### Exercise objective
Please pull out every line that includes the string "SOUTH".

++++

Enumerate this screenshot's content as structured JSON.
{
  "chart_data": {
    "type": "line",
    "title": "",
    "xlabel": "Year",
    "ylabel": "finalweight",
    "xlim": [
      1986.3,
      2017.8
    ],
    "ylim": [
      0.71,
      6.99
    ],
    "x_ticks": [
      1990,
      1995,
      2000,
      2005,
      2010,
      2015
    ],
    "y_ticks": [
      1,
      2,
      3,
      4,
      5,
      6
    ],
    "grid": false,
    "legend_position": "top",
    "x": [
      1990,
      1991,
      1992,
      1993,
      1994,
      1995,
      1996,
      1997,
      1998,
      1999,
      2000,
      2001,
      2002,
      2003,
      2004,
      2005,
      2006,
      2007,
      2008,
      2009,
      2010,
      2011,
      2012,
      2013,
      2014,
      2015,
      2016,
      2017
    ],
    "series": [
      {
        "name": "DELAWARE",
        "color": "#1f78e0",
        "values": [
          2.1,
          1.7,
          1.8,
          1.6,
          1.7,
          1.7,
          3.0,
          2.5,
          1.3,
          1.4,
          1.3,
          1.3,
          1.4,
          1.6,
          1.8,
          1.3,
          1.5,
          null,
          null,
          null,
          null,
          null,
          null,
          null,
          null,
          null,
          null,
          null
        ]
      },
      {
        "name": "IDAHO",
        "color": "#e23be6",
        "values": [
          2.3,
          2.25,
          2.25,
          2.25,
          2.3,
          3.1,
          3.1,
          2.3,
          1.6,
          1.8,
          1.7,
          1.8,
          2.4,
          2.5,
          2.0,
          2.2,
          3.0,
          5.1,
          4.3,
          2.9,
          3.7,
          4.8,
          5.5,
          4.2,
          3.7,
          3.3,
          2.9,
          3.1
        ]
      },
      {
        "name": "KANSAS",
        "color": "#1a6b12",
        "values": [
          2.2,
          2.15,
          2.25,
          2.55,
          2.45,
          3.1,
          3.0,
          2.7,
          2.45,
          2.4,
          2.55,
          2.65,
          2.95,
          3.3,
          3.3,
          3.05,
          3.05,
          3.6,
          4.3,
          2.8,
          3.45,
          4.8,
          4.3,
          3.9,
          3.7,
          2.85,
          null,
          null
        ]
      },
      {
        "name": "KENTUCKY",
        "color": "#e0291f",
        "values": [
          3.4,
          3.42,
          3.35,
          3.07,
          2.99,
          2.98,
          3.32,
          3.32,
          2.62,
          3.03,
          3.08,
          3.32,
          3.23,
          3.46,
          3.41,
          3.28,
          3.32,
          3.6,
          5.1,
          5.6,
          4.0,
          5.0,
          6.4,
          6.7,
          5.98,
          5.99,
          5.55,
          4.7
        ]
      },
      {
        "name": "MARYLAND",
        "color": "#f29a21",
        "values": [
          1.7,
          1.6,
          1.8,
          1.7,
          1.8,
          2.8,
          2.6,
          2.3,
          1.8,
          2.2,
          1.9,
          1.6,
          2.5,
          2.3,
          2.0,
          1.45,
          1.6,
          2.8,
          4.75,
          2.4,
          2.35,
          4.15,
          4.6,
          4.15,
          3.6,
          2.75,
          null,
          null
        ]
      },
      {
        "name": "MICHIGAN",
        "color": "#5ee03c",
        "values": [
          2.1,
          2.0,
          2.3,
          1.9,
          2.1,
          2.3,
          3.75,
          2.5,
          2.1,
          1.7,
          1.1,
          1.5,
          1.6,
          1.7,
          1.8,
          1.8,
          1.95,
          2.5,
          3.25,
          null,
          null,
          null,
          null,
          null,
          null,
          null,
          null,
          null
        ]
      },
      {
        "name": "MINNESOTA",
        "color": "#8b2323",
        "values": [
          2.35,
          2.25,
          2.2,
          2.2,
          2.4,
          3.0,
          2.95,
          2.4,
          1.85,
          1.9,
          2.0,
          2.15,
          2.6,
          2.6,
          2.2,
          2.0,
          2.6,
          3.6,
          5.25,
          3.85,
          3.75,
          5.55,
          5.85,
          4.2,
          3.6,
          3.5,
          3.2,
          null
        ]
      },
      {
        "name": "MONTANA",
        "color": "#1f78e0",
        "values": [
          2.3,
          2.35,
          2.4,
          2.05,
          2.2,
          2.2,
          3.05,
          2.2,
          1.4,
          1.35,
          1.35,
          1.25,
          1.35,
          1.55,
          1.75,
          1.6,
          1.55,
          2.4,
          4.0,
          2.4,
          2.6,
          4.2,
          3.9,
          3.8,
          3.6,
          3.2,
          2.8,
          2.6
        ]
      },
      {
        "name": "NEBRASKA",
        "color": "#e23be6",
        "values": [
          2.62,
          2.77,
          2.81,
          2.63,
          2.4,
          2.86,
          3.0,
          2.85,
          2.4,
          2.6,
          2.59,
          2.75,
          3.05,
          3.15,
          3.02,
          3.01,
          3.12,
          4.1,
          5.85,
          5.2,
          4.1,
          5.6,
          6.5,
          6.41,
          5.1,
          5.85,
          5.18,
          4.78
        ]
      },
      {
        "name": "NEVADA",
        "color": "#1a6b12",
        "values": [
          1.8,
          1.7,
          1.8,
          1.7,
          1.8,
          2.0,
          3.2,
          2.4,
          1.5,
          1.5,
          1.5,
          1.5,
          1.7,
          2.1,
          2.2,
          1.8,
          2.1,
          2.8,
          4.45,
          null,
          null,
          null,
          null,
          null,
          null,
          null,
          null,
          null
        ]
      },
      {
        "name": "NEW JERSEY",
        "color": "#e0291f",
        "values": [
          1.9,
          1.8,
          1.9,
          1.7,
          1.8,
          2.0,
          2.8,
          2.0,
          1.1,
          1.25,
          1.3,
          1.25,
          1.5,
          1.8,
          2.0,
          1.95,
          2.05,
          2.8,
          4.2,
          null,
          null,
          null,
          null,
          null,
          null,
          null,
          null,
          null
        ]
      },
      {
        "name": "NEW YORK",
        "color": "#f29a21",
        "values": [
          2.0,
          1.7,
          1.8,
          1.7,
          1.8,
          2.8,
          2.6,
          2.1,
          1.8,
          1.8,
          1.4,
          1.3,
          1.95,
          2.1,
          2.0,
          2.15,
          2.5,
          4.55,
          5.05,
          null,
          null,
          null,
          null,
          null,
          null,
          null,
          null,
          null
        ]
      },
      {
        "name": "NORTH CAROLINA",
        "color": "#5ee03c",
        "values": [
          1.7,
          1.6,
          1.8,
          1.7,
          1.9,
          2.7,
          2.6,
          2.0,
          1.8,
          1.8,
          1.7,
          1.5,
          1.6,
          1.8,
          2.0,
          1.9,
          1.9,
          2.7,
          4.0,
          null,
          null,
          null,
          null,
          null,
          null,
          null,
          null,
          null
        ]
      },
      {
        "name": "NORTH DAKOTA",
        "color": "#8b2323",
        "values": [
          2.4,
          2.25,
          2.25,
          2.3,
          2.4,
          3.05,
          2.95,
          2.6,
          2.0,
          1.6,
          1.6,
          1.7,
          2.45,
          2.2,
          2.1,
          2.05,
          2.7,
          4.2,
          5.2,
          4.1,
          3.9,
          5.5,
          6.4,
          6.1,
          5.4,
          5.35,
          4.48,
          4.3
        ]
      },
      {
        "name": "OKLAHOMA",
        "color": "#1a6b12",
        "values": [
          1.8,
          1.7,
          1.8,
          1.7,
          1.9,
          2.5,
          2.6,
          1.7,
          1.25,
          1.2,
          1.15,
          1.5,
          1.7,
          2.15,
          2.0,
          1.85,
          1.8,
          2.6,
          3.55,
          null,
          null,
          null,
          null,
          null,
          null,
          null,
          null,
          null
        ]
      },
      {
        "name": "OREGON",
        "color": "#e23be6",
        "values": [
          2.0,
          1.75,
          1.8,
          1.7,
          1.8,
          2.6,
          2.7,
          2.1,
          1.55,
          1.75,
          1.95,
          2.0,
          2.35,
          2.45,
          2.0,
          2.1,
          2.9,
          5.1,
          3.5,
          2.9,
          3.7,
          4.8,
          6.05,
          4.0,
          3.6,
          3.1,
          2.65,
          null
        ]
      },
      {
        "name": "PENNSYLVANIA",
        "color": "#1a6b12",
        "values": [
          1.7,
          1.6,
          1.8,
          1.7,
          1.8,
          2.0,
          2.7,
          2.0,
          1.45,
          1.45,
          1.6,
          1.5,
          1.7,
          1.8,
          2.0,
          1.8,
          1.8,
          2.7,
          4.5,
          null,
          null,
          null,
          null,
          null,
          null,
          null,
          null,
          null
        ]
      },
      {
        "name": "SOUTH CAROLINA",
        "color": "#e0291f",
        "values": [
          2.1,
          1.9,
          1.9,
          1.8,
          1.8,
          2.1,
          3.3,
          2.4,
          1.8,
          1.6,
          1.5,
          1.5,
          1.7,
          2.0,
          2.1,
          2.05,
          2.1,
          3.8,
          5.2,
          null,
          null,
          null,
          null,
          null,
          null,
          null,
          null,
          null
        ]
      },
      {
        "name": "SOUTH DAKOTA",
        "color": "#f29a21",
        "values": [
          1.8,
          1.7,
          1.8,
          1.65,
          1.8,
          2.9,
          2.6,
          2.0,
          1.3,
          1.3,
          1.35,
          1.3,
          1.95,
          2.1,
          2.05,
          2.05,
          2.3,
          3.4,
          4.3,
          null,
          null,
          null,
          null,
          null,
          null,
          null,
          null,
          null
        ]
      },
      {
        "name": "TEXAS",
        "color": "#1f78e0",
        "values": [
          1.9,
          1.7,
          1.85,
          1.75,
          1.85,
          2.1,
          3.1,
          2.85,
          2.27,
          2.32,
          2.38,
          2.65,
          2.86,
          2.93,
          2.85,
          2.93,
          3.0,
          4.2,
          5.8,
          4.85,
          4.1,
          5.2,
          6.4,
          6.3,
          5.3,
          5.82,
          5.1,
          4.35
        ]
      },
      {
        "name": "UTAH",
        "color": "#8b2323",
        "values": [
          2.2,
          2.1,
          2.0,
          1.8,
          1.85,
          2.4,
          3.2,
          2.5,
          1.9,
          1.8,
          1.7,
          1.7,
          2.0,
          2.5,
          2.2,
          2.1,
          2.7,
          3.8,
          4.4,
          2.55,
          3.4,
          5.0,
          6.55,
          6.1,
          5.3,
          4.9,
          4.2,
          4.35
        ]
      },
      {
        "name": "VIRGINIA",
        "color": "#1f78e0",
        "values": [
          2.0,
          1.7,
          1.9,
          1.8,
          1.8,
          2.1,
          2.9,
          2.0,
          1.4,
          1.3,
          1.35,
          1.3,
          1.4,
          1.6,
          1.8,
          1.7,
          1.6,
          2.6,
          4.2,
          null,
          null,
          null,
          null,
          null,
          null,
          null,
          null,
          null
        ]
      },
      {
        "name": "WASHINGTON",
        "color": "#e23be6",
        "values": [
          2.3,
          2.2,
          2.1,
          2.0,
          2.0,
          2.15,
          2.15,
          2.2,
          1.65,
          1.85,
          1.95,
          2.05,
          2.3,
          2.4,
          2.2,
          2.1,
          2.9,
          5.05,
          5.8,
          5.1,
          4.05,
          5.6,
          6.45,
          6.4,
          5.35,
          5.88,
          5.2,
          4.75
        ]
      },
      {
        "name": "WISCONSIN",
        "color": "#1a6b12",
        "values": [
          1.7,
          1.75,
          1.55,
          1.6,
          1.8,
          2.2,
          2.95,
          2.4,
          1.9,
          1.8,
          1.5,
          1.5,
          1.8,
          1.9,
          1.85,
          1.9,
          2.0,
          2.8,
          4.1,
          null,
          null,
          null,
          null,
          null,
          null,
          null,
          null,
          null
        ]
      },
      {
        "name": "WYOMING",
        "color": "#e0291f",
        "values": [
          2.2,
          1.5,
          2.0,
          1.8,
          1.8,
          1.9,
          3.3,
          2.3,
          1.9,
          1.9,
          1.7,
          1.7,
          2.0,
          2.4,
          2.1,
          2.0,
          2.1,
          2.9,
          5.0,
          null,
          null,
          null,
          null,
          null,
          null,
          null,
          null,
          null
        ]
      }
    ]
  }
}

++++

### Solution
        "name": "SOUTH CAROLINA",
        "name": "SOUTH DAKOTA",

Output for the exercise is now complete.